(Recorded data)
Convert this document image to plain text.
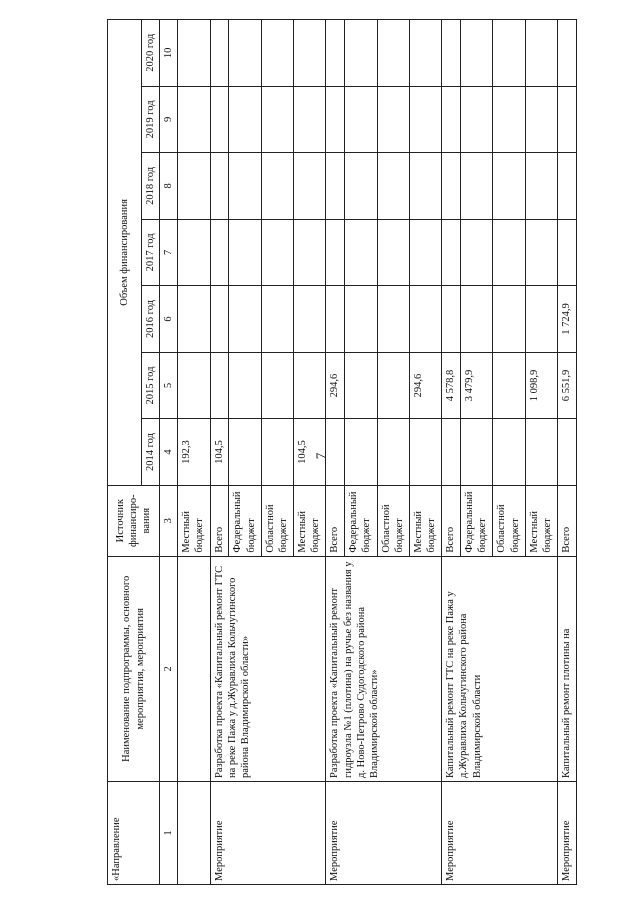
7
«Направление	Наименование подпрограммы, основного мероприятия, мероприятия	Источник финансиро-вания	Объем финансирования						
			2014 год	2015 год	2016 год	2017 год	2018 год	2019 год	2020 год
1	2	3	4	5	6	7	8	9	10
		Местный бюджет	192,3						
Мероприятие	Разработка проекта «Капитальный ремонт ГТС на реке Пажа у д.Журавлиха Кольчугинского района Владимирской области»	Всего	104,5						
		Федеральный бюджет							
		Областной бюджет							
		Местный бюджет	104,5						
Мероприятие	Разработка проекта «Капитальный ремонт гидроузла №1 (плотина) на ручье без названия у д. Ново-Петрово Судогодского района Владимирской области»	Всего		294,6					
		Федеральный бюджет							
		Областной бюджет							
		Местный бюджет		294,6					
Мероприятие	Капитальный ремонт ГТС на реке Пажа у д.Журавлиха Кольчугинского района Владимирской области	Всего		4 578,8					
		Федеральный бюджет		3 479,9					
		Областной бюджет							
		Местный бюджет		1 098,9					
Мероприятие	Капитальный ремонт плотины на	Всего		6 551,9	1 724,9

● **Task**
The records above are to be reproduced exactly; the pictures are to be left out.

● **Answer to this task**
Convert this document image to plain text.
7
«Направление	Наименование подпрограммы, основного мероприятия, мероприятия	Источник финансиро-вания	Объем финансирования						
			2014 год	2015 год	2016 год	2017 год	2018 год	2019 год	2020 год
1	2	3	4	5	6	7	8	9	10
		Местный бюджет	192,3						
Мероприятие	Разработка проекта «Капитальный ремонт ГТС на реке Пажа у д.Журавлиха Кольчугинского района Владимирской области»	Всего	104,5						
		Федеральный бюджет							
		Областной бюджет							
		Местный бюджет	104,5						
Мероприятие	Разработка проекта «Капитальный ремонт гидроузла №1 (плотина) на ручье без названия у д. Ново-Петрово Судогодского района Владимирской области»	Всего		294,6					
		Федеральный бюджет							
		Областной бюджет							
		Местный бюджет		294,6					
Мероприятие	Капитальный ремонт ГТС на реке Пажа у д.Журавлиха Кольчугинского района Владимирской области	Всего		4 578,8					
		Федеральный бюджет		3 479,9					
		Областной бюджет							
		Местный бюджет		1 098,9					
Мероприятие	Капитальный ремонт плотины на	Всего		6 551,9	1 724,9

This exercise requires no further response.